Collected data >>
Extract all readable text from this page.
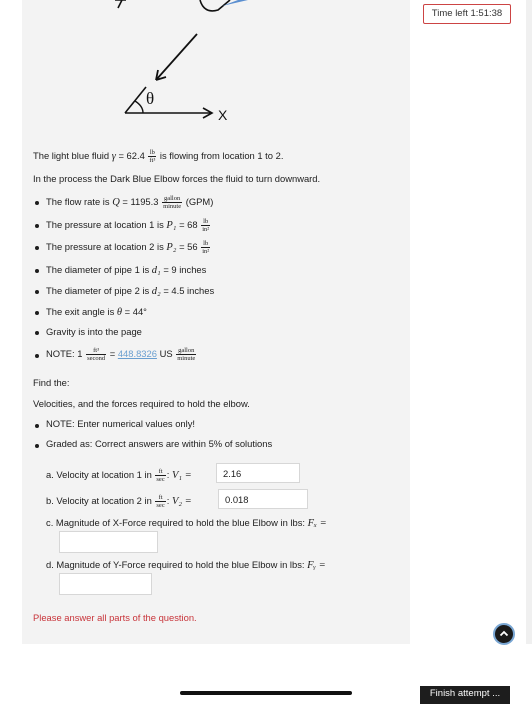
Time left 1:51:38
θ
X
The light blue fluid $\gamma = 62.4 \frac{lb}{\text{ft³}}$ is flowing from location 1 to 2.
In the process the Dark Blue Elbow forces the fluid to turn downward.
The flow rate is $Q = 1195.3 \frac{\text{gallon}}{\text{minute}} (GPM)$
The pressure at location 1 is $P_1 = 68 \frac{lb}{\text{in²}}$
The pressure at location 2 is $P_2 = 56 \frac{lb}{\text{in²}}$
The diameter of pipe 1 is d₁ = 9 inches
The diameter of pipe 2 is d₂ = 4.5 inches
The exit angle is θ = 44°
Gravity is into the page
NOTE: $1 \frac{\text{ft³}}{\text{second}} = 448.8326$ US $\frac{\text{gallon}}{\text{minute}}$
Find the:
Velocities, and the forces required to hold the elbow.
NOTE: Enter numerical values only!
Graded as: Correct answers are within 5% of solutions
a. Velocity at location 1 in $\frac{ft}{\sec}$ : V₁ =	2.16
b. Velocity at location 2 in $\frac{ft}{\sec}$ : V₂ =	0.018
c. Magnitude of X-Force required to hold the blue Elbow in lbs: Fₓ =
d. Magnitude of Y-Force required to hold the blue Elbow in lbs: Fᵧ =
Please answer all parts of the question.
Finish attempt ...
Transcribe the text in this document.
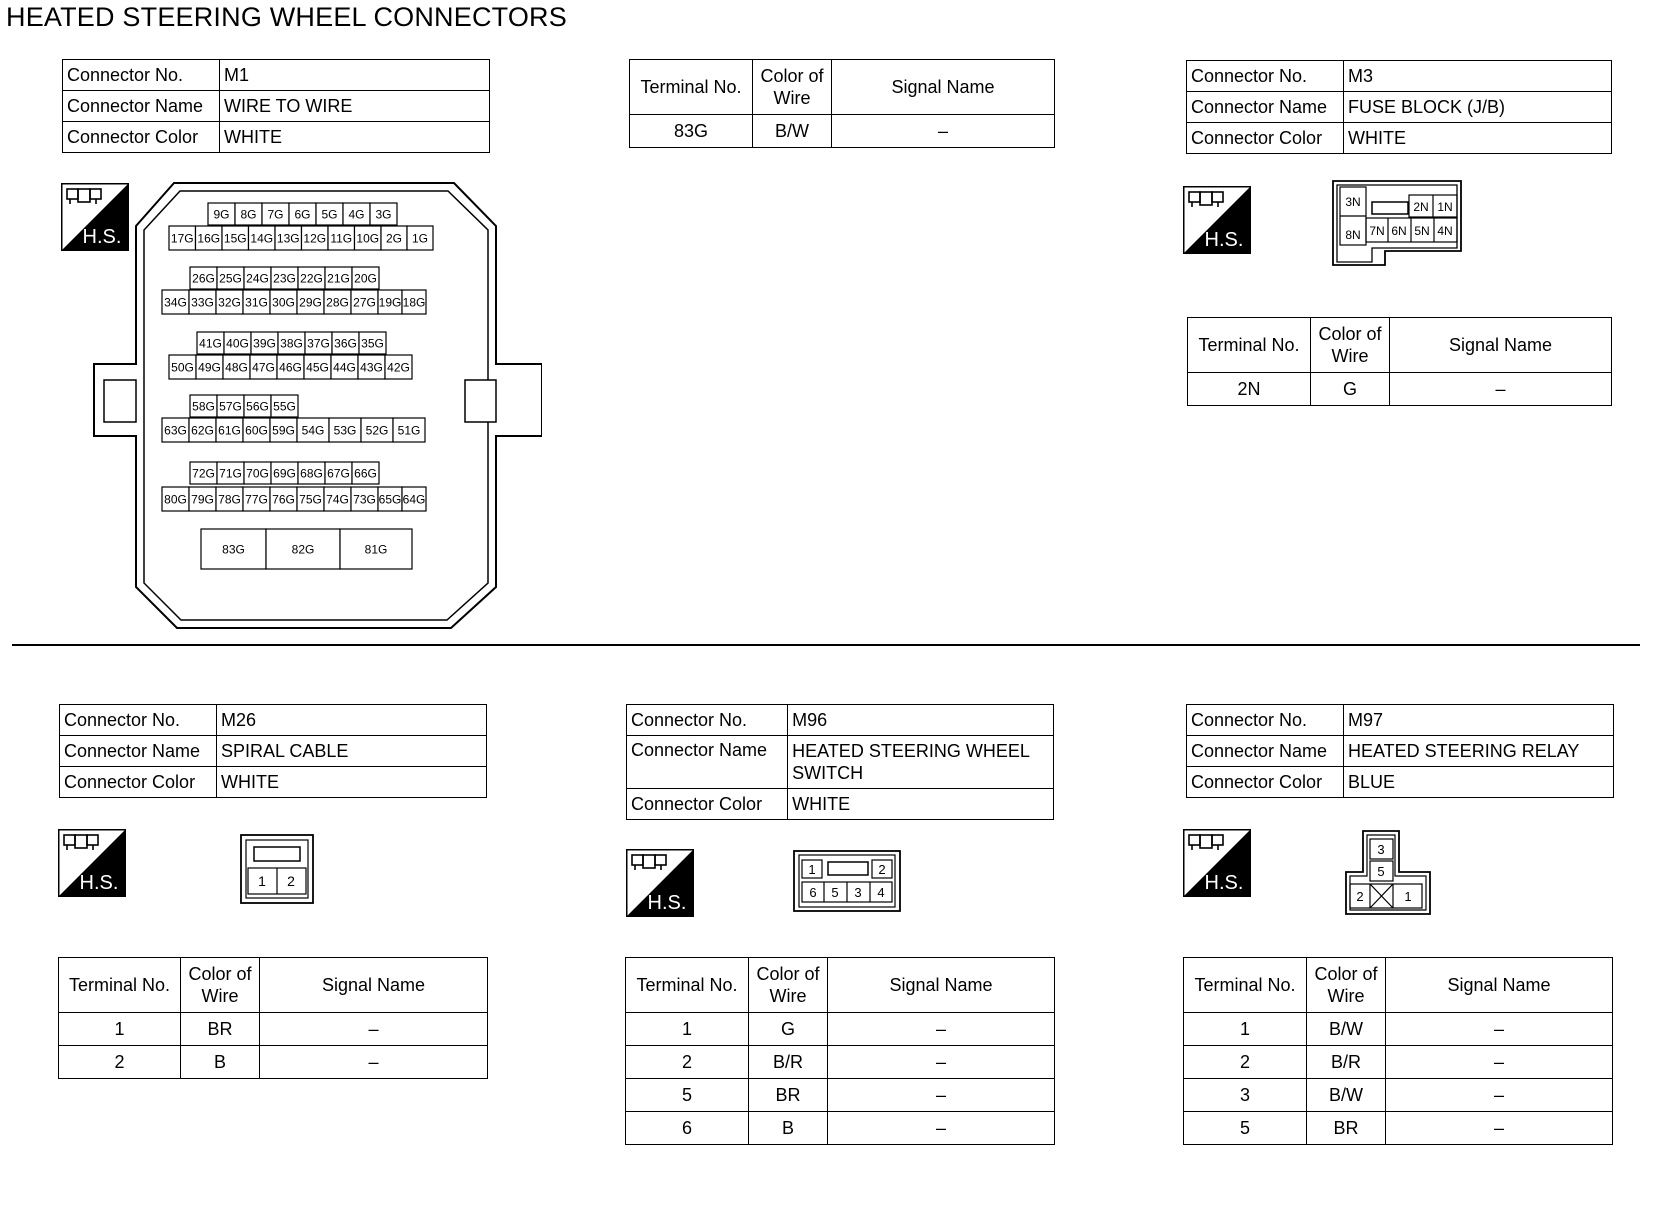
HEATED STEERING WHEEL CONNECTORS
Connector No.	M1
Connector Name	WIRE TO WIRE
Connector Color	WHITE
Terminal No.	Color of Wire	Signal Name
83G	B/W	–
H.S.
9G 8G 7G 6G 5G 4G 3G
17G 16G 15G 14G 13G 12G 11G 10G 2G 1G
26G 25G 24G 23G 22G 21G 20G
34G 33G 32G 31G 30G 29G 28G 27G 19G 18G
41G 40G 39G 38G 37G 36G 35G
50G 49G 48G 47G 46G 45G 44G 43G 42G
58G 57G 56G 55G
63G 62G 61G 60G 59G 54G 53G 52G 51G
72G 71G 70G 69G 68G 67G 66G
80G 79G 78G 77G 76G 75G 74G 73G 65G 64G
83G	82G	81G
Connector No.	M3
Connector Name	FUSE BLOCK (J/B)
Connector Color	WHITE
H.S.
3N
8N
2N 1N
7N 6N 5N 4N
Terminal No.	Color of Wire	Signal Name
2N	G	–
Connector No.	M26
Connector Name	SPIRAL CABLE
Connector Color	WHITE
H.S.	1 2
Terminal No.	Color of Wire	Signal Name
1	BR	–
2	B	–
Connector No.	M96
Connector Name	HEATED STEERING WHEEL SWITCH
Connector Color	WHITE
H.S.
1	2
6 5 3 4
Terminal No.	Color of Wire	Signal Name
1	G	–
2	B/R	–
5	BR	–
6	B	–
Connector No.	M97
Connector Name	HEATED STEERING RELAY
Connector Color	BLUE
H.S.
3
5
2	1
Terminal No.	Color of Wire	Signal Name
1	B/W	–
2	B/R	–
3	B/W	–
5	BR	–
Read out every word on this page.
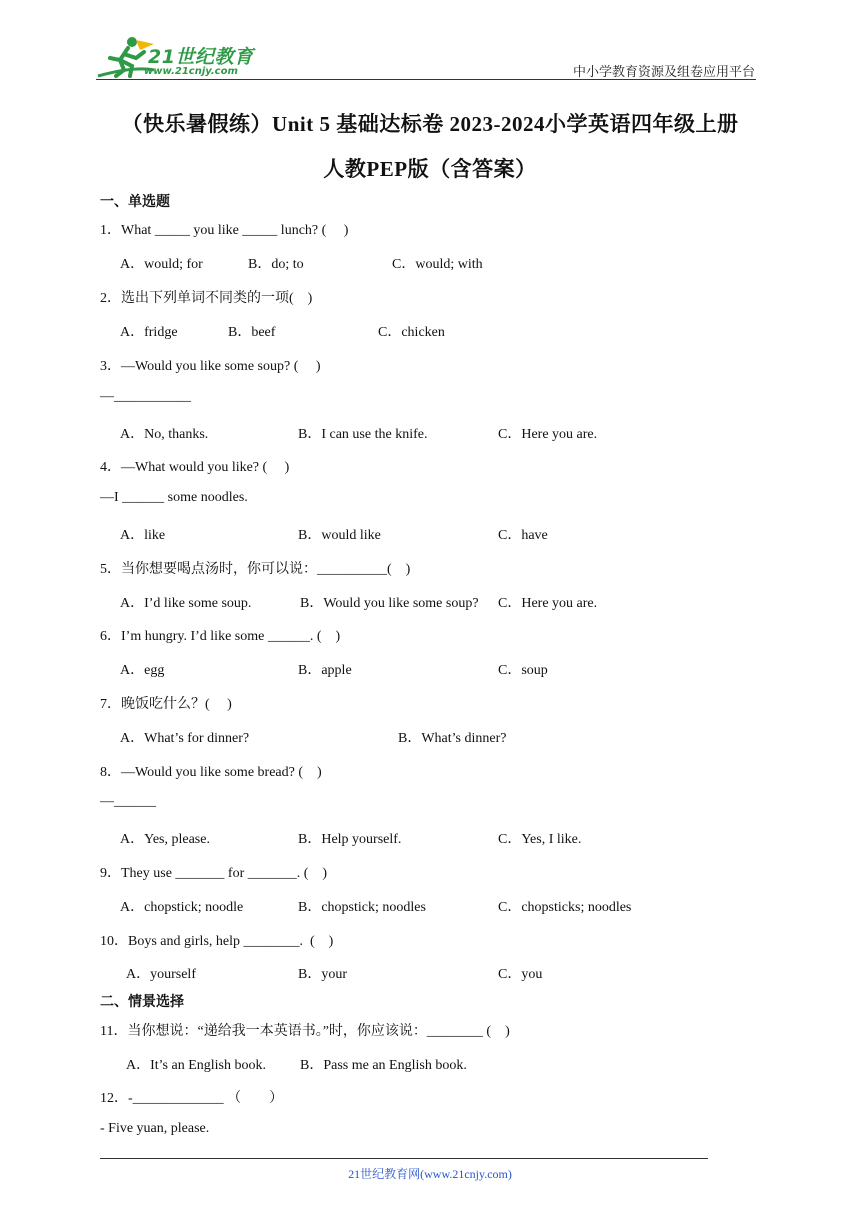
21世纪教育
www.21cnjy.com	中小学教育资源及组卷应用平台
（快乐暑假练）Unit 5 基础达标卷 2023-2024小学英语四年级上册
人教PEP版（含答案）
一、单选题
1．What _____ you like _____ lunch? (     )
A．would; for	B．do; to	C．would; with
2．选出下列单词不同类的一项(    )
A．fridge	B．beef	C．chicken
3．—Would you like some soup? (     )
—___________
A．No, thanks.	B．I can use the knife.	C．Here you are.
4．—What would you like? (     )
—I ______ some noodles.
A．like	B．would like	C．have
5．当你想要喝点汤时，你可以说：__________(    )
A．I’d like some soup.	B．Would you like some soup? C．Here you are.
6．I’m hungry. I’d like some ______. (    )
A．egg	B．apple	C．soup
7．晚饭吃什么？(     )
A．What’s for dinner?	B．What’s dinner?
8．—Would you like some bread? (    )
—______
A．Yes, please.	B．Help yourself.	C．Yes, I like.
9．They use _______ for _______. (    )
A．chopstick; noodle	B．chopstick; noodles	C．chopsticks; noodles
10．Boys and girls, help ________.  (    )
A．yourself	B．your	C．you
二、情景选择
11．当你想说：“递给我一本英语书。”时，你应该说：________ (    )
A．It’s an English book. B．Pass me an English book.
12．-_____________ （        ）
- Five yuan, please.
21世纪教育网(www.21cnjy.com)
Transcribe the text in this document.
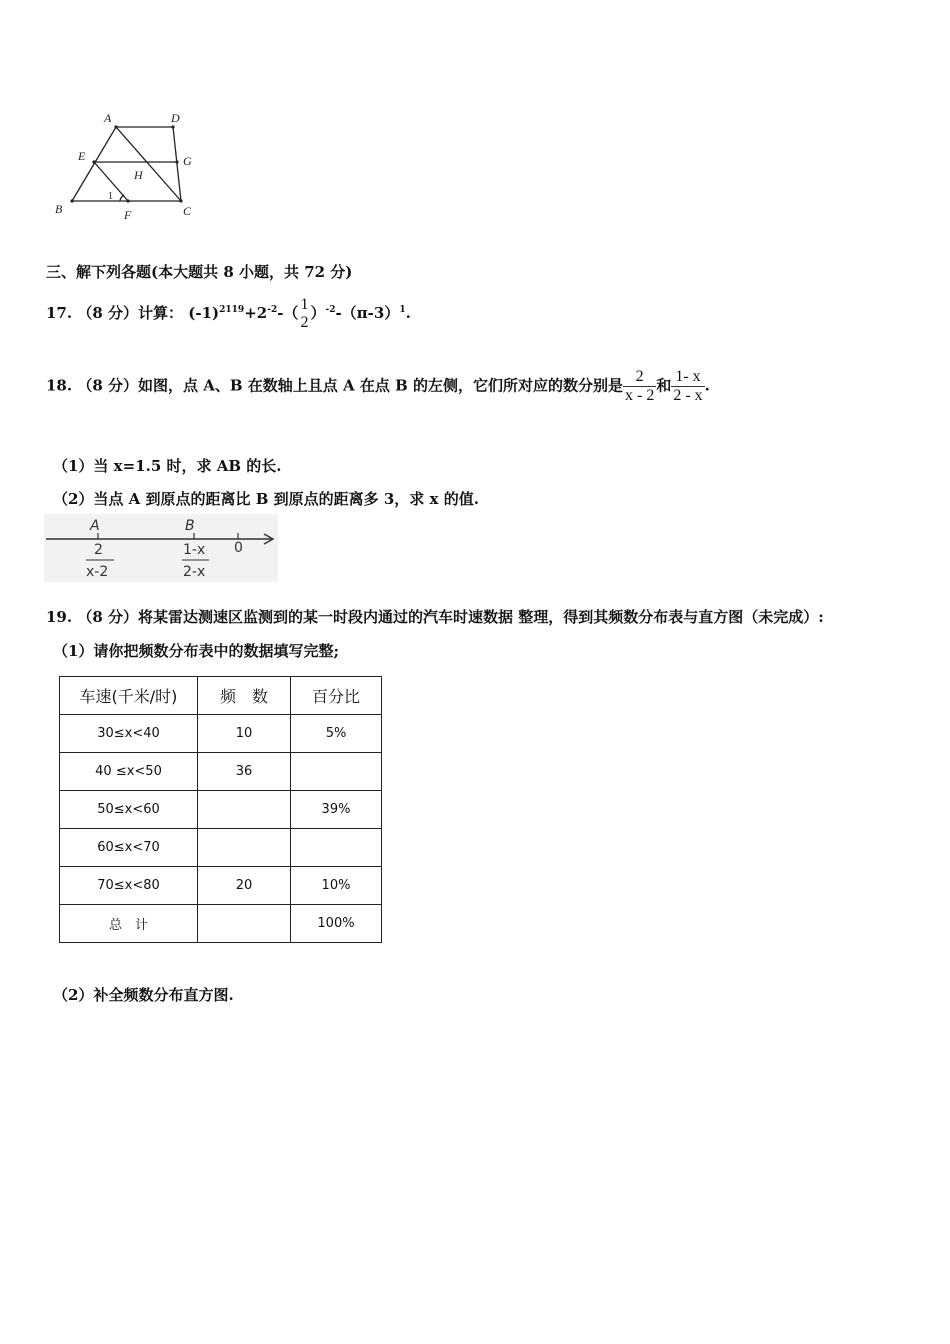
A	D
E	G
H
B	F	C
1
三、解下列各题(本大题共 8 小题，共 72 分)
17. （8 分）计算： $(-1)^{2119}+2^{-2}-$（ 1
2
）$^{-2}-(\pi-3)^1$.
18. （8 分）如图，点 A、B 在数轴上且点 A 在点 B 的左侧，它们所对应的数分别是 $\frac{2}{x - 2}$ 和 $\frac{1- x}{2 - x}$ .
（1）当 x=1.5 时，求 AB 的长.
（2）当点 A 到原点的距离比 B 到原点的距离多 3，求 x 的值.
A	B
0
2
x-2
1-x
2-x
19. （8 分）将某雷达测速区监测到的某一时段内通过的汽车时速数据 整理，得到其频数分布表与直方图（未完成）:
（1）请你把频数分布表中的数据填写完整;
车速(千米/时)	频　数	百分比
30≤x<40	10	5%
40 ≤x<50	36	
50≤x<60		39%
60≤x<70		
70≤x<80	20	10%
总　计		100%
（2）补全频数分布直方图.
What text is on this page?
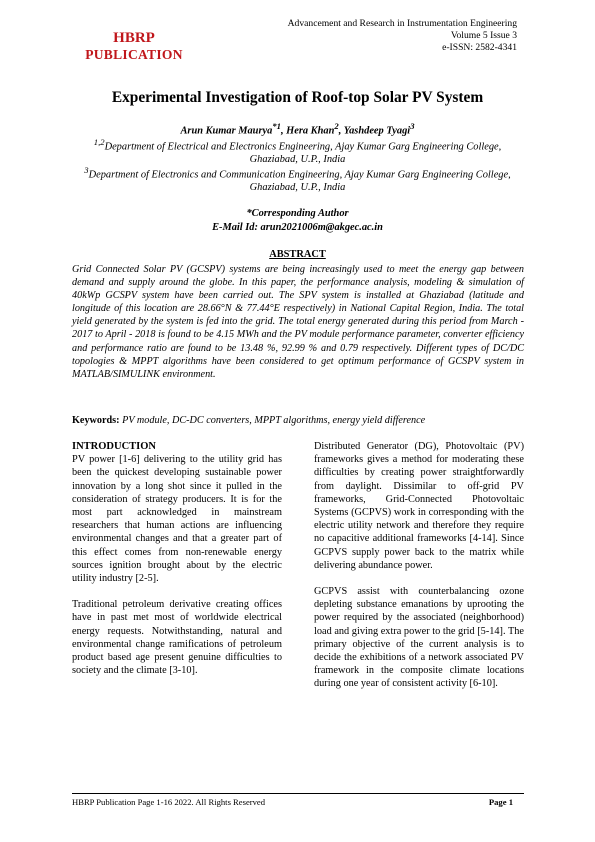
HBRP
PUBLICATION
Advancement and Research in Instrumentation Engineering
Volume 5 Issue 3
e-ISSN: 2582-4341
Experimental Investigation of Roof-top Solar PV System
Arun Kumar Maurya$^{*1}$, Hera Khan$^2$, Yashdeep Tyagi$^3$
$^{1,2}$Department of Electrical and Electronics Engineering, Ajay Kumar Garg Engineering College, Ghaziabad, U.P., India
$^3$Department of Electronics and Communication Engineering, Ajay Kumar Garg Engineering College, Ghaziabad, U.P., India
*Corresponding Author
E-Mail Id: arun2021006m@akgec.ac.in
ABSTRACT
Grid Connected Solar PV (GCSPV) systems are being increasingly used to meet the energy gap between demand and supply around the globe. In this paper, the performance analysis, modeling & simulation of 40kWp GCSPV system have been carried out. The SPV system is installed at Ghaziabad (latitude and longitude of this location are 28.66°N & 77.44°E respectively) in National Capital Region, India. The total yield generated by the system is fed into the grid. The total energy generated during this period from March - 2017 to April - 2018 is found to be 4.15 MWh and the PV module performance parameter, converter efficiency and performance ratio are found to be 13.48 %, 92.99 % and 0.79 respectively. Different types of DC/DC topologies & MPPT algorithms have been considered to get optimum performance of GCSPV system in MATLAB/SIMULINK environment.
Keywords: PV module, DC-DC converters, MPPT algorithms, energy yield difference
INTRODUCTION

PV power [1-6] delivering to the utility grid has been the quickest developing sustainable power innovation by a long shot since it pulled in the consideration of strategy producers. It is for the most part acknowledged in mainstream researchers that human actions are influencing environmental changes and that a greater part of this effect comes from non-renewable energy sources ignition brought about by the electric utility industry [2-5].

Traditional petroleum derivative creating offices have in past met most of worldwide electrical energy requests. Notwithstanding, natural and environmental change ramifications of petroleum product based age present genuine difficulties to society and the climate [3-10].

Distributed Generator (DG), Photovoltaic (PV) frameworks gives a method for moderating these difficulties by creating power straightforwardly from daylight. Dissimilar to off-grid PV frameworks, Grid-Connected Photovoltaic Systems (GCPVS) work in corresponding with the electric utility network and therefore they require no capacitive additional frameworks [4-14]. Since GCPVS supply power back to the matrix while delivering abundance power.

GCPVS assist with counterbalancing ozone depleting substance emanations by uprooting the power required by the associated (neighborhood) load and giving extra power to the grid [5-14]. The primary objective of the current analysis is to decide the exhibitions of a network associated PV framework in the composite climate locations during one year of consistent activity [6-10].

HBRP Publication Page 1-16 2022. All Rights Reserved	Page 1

STATED GOAL >>
Using the listing above, say how many of its lines contain the string "hold", giving nothing but the figure.

REPLY TO THE EXERCISE >>
3